-- start Supplied information --

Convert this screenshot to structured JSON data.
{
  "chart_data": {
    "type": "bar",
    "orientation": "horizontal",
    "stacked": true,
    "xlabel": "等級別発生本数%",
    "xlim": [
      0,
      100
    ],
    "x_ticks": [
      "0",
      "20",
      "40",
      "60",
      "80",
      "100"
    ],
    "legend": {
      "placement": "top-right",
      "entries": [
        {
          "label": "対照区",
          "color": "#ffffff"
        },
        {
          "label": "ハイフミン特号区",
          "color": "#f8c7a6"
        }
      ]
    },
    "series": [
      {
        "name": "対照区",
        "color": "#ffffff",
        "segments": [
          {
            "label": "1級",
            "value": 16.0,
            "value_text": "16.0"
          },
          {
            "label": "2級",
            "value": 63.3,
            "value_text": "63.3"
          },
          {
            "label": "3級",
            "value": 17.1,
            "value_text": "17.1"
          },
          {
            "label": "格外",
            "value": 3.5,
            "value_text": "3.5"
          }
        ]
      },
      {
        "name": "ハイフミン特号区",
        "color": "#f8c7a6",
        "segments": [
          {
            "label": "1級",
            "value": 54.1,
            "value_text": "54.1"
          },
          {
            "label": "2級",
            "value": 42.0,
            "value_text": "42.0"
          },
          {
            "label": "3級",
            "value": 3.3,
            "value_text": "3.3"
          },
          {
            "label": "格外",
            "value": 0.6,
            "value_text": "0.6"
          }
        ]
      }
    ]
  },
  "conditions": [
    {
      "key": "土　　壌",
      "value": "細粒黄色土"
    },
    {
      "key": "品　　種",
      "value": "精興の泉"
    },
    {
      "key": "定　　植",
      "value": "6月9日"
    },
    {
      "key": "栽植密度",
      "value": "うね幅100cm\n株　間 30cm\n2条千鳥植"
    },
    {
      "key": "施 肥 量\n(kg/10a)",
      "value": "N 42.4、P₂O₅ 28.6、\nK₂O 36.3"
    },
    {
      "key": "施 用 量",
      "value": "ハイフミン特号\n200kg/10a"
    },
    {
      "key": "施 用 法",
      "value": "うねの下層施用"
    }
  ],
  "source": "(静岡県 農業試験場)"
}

-- end Supplied information --

> **Objective**: Copy out each record exactly as given, omitting none.

> **The response**:
Convert this screenshot to structured JSON data.
{
  "chart_data": {
    "type": "bar",
    "orientation": "horizontal",
    "stacked": true,
    "xlabel": "等級別発生本数%",
    "xlim": [
      0,
      100
    ],
    "x_ticks": [
      "0",
      "20",
      "40",
      "60",
      "80",
      "100"
    ],
    "legend": {
      "placement": "top-right",
      "entries": [
        {
          "label": "対照区",
          "color": "#ffffff"
        },
        {
          "label": "ハイフミン特号区",
          "color": "#f8c7a6"
        }
      ]
    },
    "series": [
      {
        "name": "対照区",
        "color": "#ffffff",
        "segments": [
          {
            "label": "1級",
            "value": 16.0,
            "value_text": "16.0"
          },
          {
            "label": "2級",
            "value": 63.3,
            "value_text": "63.3"
          },
          {
            "label": "3級",
            "value": 17.1,
            "value_text": "17.1"
          },
          {
            "label": "格外",
            "value": 3.5,
            "value_text": "3.5"
          }
        ]
      },
      {
        "name": "ハイフミン特号区",
        "color": "#f8c7a6",
        "segments": [
          {
            "label": "1級",
            "value": 54.1,
            "value_text": "54.1"
          },
          {
            "label": "2級",
            "value": 42.0,
            "value_text": "42.0"
          },
          {
            "label": "3級",
            "value": 3.3,
            "value_text": "3.3"
          },
          {
            "label": "格外",
            "value": 0.6,
            "value_text": "0.6"
          }
        ]
      }
    ]
  },
  "conditions": [
    {
      "key": "土　　壌",
      "value": "細粒黄色土"
    },
    {
      "key": "品　　種",
      "value": "精興の泉"
    },
    {
      "key": "定　　植",
      "value": "6月9日"
    },
    {
      "key": "栽植密度",
      "value": "うね幅100cm\n株　間 30cm\n2条千鳥植"
    },
    {
      "key": "施 肥 量\n(kg/10a)",
      "value": "N 42.4、P₂O₅ 28.6、\nK₂O 36.3"
    },
    {
      "key": "施 用 量",
      "value": "ハイフミン特号\n200kg/10a"
    },
    {
      "key": "施 用 法",
      "value": "うねの下層施用"
    }
  ],
  "source": "(静岡県 農業試験場)"
}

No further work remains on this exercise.